Source data:

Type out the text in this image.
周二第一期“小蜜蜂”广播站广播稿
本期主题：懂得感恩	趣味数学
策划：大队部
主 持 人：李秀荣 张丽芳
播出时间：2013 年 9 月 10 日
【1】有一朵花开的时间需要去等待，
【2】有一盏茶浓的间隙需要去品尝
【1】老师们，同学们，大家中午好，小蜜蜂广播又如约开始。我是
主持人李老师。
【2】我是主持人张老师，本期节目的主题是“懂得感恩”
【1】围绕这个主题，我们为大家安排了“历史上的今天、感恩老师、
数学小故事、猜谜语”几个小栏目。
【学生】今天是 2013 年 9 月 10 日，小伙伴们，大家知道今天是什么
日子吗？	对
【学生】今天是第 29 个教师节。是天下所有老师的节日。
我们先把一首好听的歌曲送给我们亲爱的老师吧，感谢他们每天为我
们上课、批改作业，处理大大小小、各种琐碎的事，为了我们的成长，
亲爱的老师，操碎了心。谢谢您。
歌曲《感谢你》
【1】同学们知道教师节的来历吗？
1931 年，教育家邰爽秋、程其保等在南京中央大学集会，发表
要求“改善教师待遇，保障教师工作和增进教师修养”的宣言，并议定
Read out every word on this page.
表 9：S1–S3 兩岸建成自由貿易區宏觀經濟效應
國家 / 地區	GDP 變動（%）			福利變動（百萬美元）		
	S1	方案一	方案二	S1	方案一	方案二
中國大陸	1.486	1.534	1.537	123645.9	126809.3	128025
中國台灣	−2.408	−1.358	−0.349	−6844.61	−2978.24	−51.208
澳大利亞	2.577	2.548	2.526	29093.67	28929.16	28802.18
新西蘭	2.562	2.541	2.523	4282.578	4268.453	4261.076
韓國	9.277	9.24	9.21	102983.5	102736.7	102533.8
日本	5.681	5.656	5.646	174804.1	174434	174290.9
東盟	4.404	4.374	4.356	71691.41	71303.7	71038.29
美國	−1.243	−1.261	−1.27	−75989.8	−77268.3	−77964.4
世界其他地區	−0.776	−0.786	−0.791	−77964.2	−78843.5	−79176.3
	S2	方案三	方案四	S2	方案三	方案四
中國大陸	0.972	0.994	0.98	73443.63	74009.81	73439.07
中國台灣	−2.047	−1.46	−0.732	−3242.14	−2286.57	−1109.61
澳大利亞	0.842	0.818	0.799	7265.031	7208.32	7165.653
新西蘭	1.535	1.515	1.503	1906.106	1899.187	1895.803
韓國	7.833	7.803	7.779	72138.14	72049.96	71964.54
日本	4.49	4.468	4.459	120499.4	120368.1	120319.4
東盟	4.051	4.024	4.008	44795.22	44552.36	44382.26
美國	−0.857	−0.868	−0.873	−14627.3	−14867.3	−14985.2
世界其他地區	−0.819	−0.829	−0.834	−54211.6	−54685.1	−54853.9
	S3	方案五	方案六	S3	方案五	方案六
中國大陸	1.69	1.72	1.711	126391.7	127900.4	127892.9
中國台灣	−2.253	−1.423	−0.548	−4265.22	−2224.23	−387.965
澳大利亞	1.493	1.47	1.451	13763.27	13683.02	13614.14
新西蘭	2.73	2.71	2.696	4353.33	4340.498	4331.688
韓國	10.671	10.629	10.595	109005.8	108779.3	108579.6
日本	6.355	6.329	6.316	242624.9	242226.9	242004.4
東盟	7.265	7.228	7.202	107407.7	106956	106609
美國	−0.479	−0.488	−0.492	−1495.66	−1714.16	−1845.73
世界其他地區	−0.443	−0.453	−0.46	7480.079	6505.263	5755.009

Stated task:
Every line above that contains the word "this" should be reported.

Output:
Type out the text in this image.
Read out every word on this page.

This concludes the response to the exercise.